--- start Extracted information ---

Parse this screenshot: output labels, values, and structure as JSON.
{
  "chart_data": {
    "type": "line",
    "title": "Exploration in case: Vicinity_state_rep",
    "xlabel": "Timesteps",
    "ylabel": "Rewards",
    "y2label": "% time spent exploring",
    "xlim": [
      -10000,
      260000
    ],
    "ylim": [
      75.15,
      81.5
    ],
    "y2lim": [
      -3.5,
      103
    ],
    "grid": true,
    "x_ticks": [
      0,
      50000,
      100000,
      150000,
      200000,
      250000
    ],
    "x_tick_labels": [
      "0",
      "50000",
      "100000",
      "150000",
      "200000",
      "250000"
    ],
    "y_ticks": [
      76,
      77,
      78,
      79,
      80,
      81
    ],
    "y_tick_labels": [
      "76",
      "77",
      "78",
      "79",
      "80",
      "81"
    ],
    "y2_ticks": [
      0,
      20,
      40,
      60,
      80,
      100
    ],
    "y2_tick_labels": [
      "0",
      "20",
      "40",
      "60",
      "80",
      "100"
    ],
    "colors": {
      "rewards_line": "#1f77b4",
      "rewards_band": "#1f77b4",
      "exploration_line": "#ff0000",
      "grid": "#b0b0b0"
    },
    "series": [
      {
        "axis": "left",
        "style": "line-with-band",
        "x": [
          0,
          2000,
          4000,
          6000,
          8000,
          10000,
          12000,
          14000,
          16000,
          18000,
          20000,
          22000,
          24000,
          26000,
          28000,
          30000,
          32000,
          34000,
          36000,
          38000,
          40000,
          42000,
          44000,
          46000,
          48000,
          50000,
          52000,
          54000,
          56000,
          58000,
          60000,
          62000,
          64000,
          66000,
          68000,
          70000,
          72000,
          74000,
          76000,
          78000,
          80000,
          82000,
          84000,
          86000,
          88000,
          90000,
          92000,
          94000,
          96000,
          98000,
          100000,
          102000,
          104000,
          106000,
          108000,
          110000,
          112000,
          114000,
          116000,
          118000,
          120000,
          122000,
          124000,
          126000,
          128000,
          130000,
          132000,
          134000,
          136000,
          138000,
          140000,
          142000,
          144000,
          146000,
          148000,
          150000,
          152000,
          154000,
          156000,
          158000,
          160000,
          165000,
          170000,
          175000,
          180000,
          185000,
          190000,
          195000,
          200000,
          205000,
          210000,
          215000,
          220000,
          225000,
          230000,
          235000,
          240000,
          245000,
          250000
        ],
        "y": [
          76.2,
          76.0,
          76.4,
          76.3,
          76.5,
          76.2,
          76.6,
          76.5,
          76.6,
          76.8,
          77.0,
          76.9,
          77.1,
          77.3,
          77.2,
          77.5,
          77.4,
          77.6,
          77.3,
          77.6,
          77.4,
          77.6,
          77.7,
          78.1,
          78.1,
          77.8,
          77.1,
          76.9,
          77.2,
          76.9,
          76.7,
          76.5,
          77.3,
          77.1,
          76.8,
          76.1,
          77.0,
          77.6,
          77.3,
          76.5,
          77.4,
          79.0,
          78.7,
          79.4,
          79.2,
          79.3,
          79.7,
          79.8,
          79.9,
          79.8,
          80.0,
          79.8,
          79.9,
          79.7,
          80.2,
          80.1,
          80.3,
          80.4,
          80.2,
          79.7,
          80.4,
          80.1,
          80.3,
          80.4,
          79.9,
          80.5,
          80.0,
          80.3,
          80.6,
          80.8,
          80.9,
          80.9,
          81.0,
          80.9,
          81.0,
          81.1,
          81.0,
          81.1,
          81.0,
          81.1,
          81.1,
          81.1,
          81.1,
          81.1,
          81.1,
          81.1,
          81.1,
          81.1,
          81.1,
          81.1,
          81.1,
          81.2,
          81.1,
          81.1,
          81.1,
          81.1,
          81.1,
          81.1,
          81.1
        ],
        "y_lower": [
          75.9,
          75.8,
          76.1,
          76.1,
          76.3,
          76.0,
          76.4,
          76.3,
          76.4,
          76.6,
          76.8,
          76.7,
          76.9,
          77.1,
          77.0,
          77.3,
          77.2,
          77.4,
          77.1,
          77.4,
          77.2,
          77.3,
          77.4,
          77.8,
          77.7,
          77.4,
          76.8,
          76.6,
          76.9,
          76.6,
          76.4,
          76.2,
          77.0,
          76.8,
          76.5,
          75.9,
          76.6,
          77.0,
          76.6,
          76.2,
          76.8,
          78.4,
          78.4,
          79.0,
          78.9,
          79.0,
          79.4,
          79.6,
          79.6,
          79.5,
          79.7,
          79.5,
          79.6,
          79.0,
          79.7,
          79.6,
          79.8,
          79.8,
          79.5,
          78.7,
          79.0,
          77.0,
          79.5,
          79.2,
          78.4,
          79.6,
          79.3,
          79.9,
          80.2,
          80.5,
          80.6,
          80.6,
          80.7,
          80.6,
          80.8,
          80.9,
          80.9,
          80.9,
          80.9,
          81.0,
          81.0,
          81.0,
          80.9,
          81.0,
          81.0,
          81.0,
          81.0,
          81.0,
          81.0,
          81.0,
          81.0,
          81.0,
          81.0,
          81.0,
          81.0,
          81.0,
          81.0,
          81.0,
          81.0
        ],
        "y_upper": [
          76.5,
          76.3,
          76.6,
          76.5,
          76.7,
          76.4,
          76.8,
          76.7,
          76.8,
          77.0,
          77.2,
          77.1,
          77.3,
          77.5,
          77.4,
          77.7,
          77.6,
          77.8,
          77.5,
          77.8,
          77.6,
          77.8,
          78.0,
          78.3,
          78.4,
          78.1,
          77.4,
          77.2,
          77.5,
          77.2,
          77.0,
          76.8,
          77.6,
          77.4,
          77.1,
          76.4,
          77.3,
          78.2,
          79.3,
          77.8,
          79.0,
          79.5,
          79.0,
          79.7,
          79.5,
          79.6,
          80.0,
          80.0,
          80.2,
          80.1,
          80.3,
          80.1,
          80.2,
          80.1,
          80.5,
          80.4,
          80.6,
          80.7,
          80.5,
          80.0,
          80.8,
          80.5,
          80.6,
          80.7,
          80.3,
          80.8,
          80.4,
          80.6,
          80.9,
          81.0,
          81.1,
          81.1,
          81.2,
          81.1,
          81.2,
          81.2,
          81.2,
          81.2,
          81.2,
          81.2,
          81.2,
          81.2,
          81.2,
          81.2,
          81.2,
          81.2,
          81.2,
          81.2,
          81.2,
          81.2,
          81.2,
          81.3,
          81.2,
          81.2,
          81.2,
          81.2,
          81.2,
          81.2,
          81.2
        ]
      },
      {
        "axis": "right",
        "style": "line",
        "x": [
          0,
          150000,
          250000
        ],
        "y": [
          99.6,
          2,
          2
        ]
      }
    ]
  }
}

--- end Extracted information ---
--- start Extracted information ---

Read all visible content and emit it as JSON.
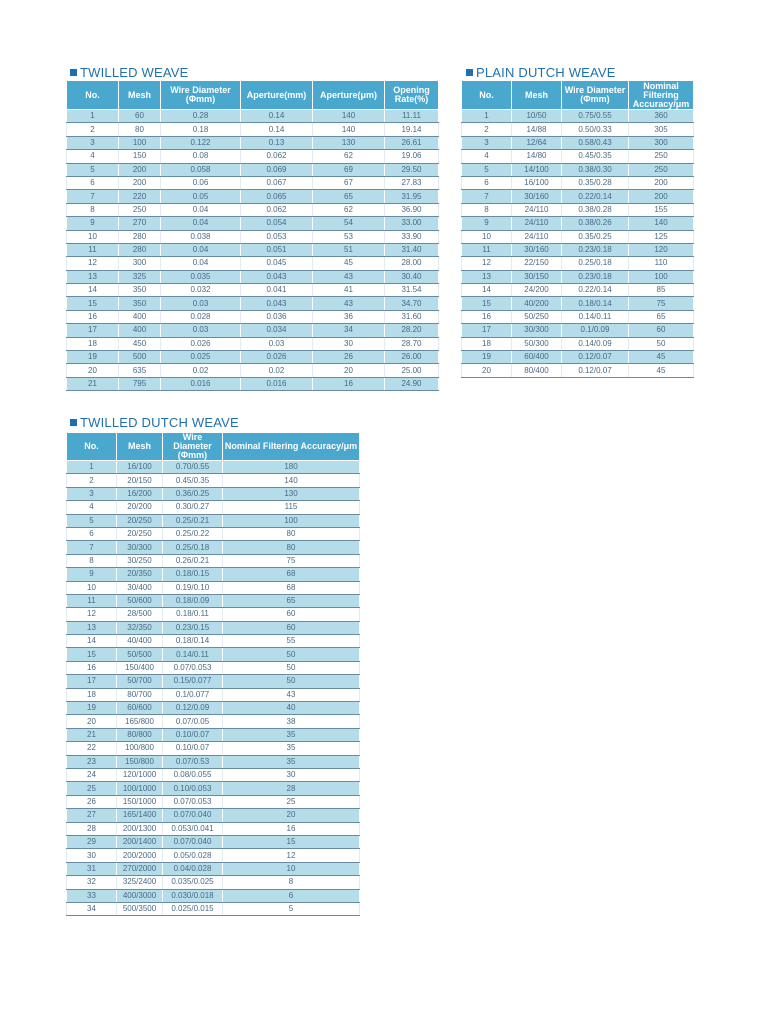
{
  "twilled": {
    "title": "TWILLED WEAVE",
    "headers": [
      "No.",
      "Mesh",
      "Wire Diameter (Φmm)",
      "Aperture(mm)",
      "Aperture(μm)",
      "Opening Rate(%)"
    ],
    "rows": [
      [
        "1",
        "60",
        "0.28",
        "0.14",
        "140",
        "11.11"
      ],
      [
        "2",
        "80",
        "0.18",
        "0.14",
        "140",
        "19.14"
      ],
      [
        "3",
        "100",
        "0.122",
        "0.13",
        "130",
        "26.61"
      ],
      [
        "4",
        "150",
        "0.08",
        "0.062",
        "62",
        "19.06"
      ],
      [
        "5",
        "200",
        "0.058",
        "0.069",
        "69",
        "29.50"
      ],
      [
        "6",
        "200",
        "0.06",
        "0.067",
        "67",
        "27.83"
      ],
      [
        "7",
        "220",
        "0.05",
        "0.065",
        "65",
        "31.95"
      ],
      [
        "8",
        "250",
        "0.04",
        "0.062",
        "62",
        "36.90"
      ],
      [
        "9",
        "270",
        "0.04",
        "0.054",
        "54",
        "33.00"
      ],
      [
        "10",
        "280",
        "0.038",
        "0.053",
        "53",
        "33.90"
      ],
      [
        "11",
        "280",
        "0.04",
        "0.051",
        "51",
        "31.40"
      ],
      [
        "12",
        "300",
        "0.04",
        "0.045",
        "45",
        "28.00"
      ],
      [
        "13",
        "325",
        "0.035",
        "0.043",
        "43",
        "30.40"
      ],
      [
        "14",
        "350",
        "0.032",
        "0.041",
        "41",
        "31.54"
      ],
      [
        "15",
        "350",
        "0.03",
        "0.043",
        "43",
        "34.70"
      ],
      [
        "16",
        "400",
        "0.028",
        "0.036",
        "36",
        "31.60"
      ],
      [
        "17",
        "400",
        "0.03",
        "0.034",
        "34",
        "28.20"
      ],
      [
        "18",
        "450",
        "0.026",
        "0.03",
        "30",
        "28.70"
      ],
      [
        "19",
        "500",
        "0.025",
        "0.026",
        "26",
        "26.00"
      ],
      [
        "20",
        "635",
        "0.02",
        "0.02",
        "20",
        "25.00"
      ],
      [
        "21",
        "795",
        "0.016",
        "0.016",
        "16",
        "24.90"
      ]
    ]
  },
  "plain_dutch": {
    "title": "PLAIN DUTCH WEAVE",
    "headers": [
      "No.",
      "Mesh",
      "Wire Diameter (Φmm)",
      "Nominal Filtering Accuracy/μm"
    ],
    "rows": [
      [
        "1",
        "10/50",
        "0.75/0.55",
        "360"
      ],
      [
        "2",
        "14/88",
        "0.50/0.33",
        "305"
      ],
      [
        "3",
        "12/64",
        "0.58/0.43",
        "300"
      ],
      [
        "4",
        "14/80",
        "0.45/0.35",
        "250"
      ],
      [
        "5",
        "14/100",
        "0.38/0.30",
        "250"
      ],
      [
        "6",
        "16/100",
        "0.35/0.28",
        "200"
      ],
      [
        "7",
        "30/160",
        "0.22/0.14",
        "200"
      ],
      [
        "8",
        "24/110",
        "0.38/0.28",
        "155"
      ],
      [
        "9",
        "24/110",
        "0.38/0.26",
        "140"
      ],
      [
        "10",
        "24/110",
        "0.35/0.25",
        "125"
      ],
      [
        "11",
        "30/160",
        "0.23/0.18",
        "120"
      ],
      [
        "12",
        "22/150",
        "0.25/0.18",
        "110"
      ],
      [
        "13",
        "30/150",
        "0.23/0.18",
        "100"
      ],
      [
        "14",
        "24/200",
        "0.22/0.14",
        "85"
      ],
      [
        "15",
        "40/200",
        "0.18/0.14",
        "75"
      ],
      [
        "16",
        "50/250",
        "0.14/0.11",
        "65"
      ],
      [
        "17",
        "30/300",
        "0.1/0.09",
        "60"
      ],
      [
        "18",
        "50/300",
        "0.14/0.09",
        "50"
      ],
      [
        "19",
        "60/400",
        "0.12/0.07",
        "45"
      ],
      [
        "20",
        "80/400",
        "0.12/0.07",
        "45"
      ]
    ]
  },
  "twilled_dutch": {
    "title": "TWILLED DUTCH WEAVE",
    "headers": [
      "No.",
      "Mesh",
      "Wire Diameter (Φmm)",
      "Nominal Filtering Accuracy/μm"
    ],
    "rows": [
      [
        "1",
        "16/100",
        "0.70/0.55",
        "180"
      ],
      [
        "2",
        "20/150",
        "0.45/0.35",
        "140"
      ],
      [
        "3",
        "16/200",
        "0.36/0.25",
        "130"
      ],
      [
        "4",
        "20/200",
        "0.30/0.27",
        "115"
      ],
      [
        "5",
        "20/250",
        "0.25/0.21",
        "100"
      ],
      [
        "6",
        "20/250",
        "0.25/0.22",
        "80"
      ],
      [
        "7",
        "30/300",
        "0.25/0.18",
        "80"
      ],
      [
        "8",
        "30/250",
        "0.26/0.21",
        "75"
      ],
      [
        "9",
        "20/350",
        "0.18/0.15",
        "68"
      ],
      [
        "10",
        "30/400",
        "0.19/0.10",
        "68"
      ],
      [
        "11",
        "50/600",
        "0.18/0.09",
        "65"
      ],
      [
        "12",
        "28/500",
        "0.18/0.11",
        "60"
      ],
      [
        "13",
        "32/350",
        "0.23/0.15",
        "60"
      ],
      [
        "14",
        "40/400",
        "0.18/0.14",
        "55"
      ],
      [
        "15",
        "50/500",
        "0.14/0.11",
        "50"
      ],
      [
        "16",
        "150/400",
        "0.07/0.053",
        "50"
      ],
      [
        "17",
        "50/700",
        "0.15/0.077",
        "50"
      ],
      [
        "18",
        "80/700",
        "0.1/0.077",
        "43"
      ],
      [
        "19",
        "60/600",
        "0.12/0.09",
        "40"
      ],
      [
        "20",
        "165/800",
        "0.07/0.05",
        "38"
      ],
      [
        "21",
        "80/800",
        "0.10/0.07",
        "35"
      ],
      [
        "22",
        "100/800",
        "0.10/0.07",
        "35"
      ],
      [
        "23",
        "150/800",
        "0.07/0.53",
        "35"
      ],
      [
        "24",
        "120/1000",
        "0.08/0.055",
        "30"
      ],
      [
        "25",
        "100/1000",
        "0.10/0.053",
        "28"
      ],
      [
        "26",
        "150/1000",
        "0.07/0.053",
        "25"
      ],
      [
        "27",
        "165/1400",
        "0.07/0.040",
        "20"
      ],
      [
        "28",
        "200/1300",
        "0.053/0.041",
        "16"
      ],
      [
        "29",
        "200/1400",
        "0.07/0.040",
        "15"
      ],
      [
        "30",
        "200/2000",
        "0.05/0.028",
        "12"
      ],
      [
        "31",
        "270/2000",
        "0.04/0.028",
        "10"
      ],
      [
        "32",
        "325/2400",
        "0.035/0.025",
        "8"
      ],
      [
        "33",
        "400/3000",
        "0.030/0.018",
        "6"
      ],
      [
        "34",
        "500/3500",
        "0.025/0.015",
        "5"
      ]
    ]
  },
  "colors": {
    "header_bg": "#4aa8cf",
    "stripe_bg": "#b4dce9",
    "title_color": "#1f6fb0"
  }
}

--- end Extracted information ---

◆ Aim: Filter the records down to the lines that contain the string "WEAVE", and copy those lines.

◆ Response to this exercise:
    "title": "TWILLED WEAVE",
    "title": "PLAIN DUTCH WEAVE",
    "title": "TWILLED DUTCH WEAVE",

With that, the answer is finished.